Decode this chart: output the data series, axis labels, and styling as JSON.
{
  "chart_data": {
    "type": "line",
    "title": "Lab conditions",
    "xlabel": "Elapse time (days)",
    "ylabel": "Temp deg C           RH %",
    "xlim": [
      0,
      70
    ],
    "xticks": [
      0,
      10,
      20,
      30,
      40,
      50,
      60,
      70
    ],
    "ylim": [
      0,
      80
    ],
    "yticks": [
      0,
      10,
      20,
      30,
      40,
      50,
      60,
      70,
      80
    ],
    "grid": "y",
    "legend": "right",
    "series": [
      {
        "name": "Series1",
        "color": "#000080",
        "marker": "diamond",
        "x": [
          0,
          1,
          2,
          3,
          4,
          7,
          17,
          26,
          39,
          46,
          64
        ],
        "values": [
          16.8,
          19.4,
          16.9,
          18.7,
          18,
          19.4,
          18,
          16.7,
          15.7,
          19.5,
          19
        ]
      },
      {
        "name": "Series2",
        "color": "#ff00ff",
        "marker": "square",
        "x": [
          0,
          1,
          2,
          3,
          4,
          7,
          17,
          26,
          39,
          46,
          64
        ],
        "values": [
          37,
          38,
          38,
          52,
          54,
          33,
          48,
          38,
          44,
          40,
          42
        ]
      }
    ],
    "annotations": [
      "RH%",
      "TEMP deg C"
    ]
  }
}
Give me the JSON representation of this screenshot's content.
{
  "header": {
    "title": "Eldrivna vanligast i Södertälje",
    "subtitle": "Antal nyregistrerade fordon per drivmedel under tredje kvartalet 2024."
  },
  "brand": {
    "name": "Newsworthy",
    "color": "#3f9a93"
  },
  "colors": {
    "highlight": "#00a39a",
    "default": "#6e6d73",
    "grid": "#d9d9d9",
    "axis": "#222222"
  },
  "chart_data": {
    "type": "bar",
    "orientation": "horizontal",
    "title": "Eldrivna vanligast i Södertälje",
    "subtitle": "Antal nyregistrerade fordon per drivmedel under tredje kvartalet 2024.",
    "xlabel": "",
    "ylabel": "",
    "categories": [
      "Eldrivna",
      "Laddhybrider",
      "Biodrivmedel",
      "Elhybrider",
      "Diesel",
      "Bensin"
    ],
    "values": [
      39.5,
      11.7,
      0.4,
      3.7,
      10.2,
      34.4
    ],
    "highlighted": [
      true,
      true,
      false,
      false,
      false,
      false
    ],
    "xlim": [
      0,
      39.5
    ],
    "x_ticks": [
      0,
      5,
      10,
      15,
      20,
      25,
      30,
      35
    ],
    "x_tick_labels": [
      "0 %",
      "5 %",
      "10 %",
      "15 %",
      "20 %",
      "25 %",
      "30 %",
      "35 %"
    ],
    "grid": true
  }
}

» WHAT NEEDS TO BE DONE: Filter out all lines lacking the word "Antal" and copy the rest.

» ANSWER TO THIS TASK:
    "subtitle": "Antal nyregistrerade fordon per drivmedel under tredje kvartalet 2024."
    "subtitle": "Antal nyregistrerade fordon per drivmedel under tredje kvartalet 2024.",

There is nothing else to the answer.